● **Records from a dataset**:
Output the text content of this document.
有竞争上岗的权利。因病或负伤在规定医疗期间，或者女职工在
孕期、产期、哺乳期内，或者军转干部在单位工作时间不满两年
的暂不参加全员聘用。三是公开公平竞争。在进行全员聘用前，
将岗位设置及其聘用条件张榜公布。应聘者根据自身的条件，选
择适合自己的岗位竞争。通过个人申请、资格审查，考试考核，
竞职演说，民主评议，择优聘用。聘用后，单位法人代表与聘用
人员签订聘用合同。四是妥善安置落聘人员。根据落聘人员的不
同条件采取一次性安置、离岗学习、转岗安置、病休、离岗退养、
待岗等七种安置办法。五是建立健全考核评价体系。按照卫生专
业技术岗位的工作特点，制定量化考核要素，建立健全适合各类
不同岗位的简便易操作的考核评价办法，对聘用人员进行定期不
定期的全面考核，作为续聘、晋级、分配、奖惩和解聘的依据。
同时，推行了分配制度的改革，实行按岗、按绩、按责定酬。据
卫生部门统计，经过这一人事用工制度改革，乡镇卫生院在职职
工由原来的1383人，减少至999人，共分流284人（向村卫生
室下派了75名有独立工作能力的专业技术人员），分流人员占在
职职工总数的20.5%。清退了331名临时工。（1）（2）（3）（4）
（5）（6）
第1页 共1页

● **AIM OF THE TASK**:
Repeat the listing exactly, from its first line to its last.

● **ANSWER**:
Output the text content of this document.
有竞争上岗的权利。因病或负伤在规定医疗期间，或者女职工在
孕期、产期、哺乳期内，或者军转干部在单位工作时间不满两年
的暂不参加全员聘用。三是公开公平竞争。在进行全员聘用前，
将岗位设置及其聘用条件张榜公布。应聘者根据自身的条件，选
择适合自己的岗位竞争。通过个人申请、资格审查，考试考核，
竞职演说，民主评议，择优聘用。聘用后，单位法人代表与聘用
人员签订聘用合同。四是妥善安置落聘人员。根据落聘人员的不
同条件采取一次性安置、离岗学习、转岗安置、病休、离岗退养、
待岗等七种安置办法。五是建立健全考核评价体系。按照卫生专
业技术岗位的工作特点，制定量化考核要素，建立健全适合各类
不同岗位的简便易操作的考核评价办法，对聘用人员进行定期不
定期的全面考核，作为续聘、晋级、分配、奖惩和解聘的依据。
同时，推行了分配制度的改革，实行按岗、按绩、按责定酬。据
卫生部门统计，经过这一人事用工制度改革，乡镇卫生院在职职
工由原来的1383人，减少至999人，共分流284人（向村卫生
室下派了75名有独立工作能力的专业技术人员），分流人员占在
职职工总数的20.5%。清退了331名临时工。（1）（2）（3）（4）
（5）（6）
第1页 共1页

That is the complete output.